Dataset items
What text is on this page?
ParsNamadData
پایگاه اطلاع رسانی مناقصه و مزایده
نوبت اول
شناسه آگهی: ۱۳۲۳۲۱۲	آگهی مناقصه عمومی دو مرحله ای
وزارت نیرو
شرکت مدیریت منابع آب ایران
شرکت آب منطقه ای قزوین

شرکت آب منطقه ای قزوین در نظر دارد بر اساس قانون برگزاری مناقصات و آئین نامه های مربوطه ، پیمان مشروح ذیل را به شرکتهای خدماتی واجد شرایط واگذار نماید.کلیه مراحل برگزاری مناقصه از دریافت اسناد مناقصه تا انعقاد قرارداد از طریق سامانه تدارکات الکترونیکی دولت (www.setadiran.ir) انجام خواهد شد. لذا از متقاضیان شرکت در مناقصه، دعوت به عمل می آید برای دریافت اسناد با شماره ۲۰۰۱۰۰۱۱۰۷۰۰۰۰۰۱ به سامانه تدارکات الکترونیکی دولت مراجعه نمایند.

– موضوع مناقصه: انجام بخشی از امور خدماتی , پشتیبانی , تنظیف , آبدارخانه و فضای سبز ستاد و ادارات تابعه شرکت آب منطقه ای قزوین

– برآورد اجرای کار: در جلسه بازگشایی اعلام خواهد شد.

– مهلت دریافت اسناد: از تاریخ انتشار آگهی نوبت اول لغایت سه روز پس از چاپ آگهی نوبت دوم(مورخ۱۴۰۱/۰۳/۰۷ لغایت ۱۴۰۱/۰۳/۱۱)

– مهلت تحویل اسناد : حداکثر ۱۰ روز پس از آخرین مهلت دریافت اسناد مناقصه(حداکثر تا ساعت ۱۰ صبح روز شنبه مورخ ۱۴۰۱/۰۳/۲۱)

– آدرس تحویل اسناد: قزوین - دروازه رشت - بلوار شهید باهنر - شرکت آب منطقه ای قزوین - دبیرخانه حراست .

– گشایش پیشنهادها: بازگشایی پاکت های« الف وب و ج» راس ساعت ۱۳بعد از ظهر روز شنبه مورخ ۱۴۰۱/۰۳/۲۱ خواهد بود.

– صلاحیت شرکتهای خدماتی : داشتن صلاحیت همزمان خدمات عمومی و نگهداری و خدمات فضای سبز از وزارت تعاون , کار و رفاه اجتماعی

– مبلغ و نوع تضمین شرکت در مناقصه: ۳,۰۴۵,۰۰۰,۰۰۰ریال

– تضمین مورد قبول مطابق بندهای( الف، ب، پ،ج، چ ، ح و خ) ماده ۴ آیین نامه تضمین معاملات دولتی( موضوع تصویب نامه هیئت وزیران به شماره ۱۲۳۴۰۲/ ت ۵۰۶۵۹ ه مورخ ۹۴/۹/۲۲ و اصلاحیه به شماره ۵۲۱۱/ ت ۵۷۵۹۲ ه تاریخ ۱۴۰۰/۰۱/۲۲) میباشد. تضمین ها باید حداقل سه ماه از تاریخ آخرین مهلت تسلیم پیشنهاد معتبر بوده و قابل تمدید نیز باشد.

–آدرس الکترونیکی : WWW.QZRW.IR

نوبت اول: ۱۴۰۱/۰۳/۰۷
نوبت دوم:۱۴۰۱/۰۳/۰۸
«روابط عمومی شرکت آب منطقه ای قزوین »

What is expected: Exact output of every entry is required.

Output of the exercise:
What text is on this page?
ParsNamadData
پایگاه اطلاع رسانی مناقصه و مزایده
نوبت اول
شناسه آگهی: ۱۳۲۳۲۱۲	آگهی مناقصه عمومی دو مرحله ای
وزارت نیرو
شرکت مدیریت منابع آب ایران
شرکت آب منطقه ای قزوین

شرکت آب منطقه ای قزوین در نظر دارد بر اساس قانون برگزاری مناقصات و آئین نامه های مربوطه ، پیمان مشروح ذیل را به شرکتهای خدماتی واجد شرایط واگذار نماید.کلیه مراحل برگزاری مناقصه از دریافت اسناد مناقصه تا انعقاد قرارداد از طریق سامانه تدارکات الکترونیکی دولت (www.setadiran.ir) انجام خواهد شد. لذا از متقاضیان شرکت در مناقصه، دعوت به عمل می آید برای دریافت اسناد با شماره ۲۰۰۱۰۰۱۱۰۷۰۰۰۰۰۱ به سامانه تدارکات الکترونیکی دولت مراجعه نمایند.

– موضوع مناقصه: انجام بخشی از امور خدماتی , پشتیبانی , تنظیف , آبدارخانه و فضای سبز ستاد و ادارات تابعه شرکت آب منطقه ای قزوین

– برآورد اجرای کار: در جلسه بازگشایی اعلام خواهد شد.

– مهلت دریافت اسناد: از تاریخ انتشار آگهی نوبت اول لغایت سه روز پس از چاپ آگهی نوبت دوم(مورخ۱۴۰۱/۰۳/۰۷ لغایت ۱۴۰۱/۰۳/۱۱)

– مهلت تحویل اسناد : حداکثر ۱۰ روز پس از آخرین مهلت دریافت اسناد مناقصه(حداکثر تا ساعت ۱۰ صبح روز شنبه مورخ ۱۴۰۱/۰۳/۲۱)

– آدرس تحویل اسناد: قزوین - دروازه رشت - بلوار شهید باهنر - شرکت آب منطقه ای قزوین - دبیرخانه حراست .

– گشایش پیشنهادها: بازگشایی پاکت های« الف وب و ج» راس ساعت ۱۳بعد از ظهر روز شنبه مورخ ۱۴۰۱/۰۳/۲۱ خواهد بود.

– صلاحیت شرکتهای خدماتی : داشتن صلاحیت همزمان خدمات عمومی و نگهداری و خدمات فضای سبز از وزارت تعاون , کار و رفاه اجتماعی

– مبلغ و نوع تضمین شرکت در مناقصه: ۳,۰۴۵,۰۰۰,۰۰۰ریال

– تضمین مورد قبول مطابق بندهای( الف، ب، پ،ج، چ ، ح و خ) ماده ۴ آیین نامه تضمین معاملات دولتی( موضوع تصویب نامه هیئت وزیران به شماره ۱۲۳۴۰۲/ ت ۵۰۶۵۹ ه مورخ ۹۴/۹/۲۲ و اصلاحیه به شماره ۵۲۱۱/ ت ۵۷۵۹۲ ه تاریخ ۱۴۰۰/۰۱/۲۲) میباشد. تضمین ها باید حداقل سه ماه از تاریخ آخرین مهلت تسلیم پیشنهاد معتبر بوده و قابل تمدید نیز باشد.

–آدرس الکترونیکی : WWW.QZRW.IR

نوبت اول: ۱۴۰۱/۰۳/۰۷
نوبت دوم:۱۴۰۱/۰۳/۰۸
«روابط عمومی شرکت آب منطقه ای قزوین »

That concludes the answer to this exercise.